-- EXTRACTED RECORDS --
********

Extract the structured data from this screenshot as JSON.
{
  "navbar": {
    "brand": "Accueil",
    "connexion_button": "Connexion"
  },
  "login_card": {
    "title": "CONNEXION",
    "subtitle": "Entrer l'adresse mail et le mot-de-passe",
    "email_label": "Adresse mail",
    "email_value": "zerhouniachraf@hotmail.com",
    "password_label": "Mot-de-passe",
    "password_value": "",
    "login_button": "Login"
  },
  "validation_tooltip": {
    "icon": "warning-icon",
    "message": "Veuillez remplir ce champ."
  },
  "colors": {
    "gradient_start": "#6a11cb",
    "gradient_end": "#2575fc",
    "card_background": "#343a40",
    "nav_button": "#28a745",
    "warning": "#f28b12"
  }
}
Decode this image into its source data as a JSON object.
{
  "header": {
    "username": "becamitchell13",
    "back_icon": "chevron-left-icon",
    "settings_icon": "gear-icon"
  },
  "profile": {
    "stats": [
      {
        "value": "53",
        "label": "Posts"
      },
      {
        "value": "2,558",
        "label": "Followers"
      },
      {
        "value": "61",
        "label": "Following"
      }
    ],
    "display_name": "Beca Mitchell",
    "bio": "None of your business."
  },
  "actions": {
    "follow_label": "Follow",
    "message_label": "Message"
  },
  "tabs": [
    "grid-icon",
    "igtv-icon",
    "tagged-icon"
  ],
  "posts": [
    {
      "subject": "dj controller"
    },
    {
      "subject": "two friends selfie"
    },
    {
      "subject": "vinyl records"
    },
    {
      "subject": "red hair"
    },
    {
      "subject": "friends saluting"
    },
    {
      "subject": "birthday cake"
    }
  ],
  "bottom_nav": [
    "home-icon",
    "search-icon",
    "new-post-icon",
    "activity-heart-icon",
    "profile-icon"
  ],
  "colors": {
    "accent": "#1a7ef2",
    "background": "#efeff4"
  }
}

********

Above are some records; repeat all of them exactly.

-- COMPLETED TASK --
Extract the structured data from this screenshot as JSON.
{
  "navbar": {
    "brand": "Accueil",
    "connexion_button": "Connexion"
  },
  "login_card": {
    "title": "CONNEXION",
    "subtitle": "Entrer l'adresse mail et le mot-de-passe",
    "email_label": "Adresse mail",
    "email_value": "zerhouniachraf@hotmail.com",
    "password_label": "Mot-de-passe",
    "password_value": "",
    "login_button": "Login"
  },
  "validation_tooltip": {
    "icon": "warning-icon",
    "message": "Veuillez remplir ce champ."
  },
  "colors": {
    "gradient_start": "#6a11cb",
    "gradient_end": "#2575fc",
    "card_background": "#343a40",
    "nav_button": "#28a745",
    "warning": "#f28b12"
  }
}
Decode this image into its source data as a JSON object.
{
  "header": {
    "username": "becamitchell13",
    "back_icon": "chevron-left-icon",
    "settings_icon": "gear-icon"
  },
  "profile": {
    "stats": [
      {
        "value": "53",
        "label": "Posts"
      },
      {
        "value": "2,558",
        "label": "Followers"
      },
      {
        "value": "61",
        "label": "Following"
      }
    ],
    "display_name": "Beca Mitchell",
    "bio": "None of your business."
  },
  "actions": {
    "follow_label": "Follow",
    "message_label": "Message"
  },
  "tabs": [
    "grid-icon",
    "igtv-icon",
    "tagged-icon"
  ],
  "posts": [
    {
      "subject": "dj controller"
    },
    {
      "subject": "two friends selfie"
    },
    {
      "subject": "vinyl records"
    },
    {
      "subject": "red hair"
    },
    {
      "subject": "friends saluting"
    },
    {
      "subject": "birthday cake"
    }
  ],
  "bottom_nav": [
    "home-icon",
    "search-icon",
    "new-post-icon",
    "activity-heart-icon",
    "profile-icon"
  ],
  "colors": {
    "accent": "#1a7ef2",
    "background": "#efeff4"
  }
}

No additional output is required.